# RECORDS SUPPLIED:
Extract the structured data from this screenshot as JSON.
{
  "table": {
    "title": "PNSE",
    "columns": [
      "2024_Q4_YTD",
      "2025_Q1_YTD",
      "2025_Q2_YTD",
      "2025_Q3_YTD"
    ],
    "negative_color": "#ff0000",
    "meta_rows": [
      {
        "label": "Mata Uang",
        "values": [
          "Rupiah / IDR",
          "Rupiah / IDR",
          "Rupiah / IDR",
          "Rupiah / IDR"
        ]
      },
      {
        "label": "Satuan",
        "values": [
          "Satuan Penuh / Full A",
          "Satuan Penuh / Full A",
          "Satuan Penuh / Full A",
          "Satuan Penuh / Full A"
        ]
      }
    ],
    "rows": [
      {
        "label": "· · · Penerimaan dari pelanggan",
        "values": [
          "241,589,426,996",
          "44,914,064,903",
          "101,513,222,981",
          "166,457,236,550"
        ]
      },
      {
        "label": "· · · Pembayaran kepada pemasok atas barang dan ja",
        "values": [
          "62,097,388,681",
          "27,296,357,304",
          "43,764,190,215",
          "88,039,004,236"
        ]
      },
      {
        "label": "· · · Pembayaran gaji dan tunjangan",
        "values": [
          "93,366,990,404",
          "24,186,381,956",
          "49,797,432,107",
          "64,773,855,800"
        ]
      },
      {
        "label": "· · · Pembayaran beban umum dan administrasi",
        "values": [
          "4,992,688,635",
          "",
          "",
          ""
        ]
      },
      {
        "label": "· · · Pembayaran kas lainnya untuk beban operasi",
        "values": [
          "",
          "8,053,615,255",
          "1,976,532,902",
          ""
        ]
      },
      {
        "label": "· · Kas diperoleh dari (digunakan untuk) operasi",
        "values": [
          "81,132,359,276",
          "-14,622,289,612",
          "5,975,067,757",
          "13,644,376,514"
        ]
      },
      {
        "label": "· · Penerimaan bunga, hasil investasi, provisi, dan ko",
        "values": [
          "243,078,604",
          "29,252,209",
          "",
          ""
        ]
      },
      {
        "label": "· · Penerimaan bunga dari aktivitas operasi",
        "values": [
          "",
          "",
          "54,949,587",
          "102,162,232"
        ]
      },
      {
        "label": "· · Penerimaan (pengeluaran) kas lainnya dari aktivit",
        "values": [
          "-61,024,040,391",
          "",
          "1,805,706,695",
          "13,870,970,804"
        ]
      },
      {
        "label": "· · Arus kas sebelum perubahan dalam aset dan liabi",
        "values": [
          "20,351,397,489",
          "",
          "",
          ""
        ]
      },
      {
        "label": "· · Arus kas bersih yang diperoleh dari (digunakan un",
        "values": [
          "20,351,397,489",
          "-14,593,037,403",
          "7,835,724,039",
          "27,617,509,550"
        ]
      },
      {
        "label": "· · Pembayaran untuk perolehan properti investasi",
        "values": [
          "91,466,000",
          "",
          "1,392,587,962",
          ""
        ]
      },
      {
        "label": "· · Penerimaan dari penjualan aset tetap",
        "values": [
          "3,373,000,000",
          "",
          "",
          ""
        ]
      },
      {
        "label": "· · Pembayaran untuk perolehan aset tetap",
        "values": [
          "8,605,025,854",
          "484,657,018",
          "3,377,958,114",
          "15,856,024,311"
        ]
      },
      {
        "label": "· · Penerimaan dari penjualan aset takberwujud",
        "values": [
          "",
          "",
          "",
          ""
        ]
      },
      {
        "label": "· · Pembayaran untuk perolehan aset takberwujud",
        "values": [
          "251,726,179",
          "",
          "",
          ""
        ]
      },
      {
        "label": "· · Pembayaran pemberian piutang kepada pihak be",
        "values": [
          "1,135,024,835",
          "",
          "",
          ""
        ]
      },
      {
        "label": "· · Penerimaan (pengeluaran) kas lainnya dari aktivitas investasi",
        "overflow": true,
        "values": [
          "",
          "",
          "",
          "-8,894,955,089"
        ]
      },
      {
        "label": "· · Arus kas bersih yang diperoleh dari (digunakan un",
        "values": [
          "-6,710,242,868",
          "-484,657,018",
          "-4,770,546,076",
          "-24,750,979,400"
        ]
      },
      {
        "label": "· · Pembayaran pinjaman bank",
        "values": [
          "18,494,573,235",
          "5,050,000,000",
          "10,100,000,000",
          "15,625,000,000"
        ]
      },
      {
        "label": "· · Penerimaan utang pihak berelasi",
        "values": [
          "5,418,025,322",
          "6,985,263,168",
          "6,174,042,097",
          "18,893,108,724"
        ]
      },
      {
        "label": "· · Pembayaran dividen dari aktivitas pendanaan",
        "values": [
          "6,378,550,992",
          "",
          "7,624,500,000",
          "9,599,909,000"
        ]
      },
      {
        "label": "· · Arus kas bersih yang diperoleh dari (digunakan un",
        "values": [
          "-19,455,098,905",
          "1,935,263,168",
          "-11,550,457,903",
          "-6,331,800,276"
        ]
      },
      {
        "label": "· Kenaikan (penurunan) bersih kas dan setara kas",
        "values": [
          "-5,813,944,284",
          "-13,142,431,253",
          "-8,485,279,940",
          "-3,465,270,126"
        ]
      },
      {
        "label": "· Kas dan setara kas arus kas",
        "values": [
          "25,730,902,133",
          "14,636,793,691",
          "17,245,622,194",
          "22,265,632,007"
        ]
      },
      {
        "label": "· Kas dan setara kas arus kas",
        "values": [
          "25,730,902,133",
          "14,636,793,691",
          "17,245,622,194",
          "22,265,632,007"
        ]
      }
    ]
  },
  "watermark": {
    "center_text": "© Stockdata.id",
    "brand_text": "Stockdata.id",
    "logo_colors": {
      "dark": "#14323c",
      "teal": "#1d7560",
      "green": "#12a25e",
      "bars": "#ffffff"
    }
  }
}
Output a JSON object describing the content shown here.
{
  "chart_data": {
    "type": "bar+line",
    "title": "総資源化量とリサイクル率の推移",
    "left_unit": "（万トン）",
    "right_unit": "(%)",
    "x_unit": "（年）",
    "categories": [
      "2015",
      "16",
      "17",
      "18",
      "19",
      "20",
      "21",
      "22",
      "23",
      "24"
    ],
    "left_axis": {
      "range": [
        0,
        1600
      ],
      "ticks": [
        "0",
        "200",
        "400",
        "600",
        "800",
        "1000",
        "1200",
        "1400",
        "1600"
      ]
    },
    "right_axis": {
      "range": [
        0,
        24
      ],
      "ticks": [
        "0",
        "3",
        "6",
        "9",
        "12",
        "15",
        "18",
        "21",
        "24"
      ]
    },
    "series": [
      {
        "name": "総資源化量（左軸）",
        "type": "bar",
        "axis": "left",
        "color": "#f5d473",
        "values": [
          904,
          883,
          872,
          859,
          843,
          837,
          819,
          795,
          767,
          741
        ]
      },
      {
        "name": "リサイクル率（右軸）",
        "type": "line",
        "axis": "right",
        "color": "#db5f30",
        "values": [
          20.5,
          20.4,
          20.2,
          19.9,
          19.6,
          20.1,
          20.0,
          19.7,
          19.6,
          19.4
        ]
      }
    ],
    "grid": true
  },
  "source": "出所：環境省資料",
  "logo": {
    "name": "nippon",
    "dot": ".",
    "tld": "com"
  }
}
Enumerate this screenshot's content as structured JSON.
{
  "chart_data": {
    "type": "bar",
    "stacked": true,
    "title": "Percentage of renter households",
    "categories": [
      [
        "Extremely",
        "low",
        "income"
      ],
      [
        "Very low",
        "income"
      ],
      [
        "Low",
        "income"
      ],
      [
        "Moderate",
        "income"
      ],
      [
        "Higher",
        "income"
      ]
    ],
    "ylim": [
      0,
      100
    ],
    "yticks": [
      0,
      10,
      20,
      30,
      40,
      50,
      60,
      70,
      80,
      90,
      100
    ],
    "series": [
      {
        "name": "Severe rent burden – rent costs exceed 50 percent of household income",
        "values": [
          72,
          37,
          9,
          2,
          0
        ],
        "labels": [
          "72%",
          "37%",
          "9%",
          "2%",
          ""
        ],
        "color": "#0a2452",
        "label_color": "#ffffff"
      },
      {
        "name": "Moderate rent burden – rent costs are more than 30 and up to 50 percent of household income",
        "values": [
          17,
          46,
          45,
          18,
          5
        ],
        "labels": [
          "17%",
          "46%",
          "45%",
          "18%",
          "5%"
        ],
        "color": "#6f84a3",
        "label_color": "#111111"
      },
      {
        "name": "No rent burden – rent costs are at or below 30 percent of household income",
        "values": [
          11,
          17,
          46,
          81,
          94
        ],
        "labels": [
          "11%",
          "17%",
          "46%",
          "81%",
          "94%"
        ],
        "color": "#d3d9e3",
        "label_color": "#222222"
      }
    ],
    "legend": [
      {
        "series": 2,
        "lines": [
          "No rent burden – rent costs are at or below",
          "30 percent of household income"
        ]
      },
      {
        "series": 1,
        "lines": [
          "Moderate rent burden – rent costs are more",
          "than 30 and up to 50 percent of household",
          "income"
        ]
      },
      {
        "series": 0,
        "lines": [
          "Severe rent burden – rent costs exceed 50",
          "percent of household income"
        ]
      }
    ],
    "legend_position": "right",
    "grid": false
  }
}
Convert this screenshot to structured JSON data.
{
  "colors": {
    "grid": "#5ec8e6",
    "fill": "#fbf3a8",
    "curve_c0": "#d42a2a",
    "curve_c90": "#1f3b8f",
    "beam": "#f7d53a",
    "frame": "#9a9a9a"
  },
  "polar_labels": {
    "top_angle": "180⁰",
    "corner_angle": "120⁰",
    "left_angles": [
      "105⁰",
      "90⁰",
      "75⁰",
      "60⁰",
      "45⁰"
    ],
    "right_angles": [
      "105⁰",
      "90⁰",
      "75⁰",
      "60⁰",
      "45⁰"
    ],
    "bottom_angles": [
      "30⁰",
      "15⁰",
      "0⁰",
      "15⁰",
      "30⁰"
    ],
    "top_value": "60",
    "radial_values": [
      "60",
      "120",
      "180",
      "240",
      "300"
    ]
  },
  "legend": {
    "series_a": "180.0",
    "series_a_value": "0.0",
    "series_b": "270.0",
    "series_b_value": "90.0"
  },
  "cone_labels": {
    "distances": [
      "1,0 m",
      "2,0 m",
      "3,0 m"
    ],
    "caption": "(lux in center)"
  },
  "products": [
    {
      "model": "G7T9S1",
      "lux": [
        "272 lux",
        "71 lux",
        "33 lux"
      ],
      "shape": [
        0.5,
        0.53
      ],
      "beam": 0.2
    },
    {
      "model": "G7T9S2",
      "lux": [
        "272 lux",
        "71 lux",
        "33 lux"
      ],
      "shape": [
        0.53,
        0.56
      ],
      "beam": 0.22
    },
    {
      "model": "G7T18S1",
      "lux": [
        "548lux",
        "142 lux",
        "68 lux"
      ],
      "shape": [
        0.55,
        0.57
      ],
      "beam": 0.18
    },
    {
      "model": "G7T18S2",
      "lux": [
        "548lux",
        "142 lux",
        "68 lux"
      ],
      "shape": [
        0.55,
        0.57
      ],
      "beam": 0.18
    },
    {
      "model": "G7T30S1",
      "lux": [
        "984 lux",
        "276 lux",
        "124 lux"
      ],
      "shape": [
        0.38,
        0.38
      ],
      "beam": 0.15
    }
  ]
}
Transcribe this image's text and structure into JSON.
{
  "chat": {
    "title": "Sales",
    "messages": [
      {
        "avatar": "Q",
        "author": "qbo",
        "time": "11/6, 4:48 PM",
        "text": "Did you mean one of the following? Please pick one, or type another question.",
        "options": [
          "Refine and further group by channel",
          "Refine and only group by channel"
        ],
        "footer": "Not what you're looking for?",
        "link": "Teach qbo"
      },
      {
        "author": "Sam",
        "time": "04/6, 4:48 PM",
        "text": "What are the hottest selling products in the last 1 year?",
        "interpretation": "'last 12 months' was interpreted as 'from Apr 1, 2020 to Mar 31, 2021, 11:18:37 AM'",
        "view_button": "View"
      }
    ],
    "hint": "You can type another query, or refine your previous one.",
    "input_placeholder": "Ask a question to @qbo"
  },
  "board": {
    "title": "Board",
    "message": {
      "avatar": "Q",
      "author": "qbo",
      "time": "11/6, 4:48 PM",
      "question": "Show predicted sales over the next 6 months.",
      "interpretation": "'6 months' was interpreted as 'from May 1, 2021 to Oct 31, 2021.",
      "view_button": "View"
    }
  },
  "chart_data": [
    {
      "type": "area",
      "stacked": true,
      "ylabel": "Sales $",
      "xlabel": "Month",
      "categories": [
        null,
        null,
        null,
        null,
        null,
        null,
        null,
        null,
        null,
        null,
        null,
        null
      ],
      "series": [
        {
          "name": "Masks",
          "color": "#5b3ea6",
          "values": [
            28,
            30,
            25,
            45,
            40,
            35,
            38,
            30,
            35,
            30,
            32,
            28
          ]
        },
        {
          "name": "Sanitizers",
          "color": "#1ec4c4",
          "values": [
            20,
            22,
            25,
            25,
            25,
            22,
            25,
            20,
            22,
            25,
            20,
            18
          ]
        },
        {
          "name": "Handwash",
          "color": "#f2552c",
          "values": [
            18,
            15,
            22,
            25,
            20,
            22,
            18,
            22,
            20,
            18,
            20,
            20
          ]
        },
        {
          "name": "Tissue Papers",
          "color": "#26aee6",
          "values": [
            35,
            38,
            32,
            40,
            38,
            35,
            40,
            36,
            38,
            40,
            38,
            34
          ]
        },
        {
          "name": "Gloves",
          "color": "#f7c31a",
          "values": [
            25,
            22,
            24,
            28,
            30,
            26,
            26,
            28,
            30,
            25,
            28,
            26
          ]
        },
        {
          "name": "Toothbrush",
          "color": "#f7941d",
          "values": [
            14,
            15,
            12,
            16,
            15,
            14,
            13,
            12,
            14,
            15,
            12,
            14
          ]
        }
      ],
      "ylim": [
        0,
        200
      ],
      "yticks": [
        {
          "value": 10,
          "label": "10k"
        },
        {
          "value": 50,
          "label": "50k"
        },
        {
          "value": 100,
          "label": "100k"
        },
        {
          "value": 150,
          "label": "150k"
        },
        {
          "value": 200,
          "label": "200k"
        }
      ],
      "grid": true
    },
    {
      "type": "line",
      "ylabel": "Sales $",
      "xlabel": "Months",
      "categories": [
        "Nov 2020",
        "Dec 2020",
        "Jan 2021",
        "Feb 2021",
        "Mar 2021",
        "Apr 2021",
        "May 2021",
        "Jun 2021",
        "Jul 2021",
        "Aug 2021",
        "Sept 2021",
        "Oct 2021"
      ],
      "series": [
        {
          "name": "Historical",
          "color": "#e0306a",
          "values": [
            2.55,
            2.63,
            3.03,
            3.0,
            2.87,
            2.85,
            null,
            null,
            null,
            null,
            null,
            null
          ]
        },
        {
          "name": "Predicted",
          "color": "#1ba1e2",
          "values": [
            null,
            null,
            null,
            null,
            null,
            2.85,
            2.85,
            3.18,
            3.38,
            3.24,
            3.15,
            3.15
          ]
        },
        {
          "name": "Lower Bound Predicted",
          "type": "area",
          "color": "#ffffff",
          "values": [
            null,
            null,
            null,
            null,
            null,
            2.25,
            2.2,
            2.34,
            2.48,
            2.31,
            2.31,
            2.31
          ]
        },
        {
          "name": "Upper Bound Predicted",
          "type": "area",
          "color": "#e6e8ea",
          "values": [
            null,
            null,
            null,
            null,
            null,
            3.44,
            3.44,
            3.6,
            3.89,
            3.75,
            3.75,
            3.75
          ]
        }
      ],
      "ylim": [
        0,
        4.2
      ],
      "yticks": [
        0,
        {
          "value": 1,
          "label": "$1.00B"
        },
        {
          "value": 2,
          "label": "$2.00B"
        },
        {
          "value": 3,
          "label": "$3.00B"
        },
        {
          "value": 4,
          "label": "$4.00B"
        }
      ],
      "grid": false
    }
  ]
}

# GOAL:
Check every line of the material for the string "this" and give the number of lines that have it, without anything else.

# RESULT:
4